» WRITTEN PROBLEM: Are you able to retype all the records below exactly?

» RECORDS SHOWN:

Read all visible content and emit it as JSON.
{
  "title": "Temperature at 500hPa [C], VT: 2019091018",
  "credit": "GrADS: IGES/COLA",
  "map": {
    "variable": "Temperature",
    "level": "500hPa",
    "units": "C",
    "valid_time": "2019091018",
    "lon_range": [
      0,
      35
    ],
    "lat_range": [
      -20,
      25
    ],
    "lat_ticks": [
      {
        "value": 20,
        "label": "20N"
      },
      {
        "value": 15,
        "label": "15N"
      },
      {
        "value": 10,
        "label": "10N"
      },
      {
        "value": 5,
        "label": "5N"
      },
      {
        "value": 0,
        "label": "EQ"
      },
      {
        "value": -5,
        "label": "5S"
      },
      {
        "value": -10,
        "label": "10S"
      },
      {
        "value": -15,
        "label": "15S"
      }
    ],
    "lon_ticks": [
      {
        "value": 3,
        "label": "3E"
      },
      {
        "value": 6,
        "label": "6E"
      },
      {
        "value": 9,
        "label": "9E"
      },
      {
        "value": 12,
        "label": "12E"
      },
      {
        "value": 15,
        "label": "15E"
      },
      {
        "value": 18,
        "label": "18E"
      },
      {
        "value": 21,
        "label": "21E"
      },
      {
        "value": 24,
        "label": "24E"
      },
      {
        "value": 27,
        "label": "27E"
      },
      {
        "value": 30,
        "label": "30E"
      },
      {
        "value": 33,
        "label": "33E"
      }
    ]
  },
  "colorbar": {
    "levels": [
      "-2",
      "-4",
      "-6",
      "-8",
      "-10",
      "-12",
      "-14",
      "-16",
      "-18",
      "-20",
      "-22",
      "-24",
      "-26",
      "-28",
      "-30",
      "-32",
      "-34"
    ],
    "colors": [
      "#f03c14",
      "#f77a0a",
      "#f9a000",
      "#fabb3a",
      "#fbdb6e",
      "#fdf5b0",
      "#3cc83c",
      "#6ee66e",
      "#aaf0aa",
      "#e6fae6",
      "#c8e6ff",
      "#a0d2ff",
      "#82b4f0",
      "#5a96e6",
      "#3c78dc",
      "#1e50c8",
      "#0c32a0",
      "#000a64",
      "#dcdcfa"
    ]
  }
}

» PROBLEM SOLUTION:
Read all visible content and emit it as JSON.
{
  "title": "Temperature at 500hPa [C], VT: 2019091018",
  "credit": "GrADS: IGES/COLA",
  "map": {
    "variable": "Temperature",
    "level": "500hPa",
    "units": "C",
    "valid_time": "2019091018",
    "lon_range": [
      0,
      35
    ],
    "lat_range": [
      -20,
      25
    ],
    "lat_ticks": [
      {
        "value": 20,
        "label": "20N"
      },
      {
        "value": 15,
        "label": "15N"
      },
      {
        "value": 10,
        "label": "10N"
      },
      {
        "value": 5,
        "label": "5N"
      },
      {
        "value": 0,
        "label": "EQ"
      },
      {
        "value": -5,
        "label": "5S"
      },
      {
        "value": -10,
        "label": "10S"
      },
      {
        "value": -15,
        "label": "15S"
      }
    ],
    "lon_ticks": [
      {
        "value": 3,
        "label": "3E"
      },
      {
        "value": 6,
        "label": "6E"
      },
      {
        "value": 9,
        "label": "9E"
      },
      {
        "value": 12,
        "label": "12E"
      },
      {
        "value": 15,
        "label": "15E"
      },
      {
        "value": 18,
        "label": "18E"
      },
      {
        "value": 21,
        "label": "21E"
      },
      {
        "value": 24,
        "label": "24E"
      },
      {
        "value": 27,
        "label": "27E"
      },
      {
        "value": 30,
        "label": "30E"
      },
      {
        "value": 33,
        "label": "33E"
      }
    ]
  },
  "colorbar": {
    "levels": [
      "-2",
      "-4",
      "-6",
      "-8",
      "-10",
      "-12",
      "-14",
      "-16",
      "-18",
      "-20",
      "-22",
      "-24",
      "-26",
      "-28",
      "-30",
      "-32",
      "-34"
    ],
    "colors": [
      "#f03c14",
      "#f77a0a",
      "#f9a000",
      "#fabb3a",
      "#fbdb6e",
      "#fdf5b0",
      "#3cc83c",
      "#6ee66e",
      "#aaf0aa",
      "#e6fae6",
      "#c8e6ff",
      "#a0d2ff",
      "#82b4f0",
      "#5a96e6",
      "#3c78dc",
      "#1e50c8",
      "#0c32a0",
      "#000a64",
      "#dcdcfa"
    ]
  }
}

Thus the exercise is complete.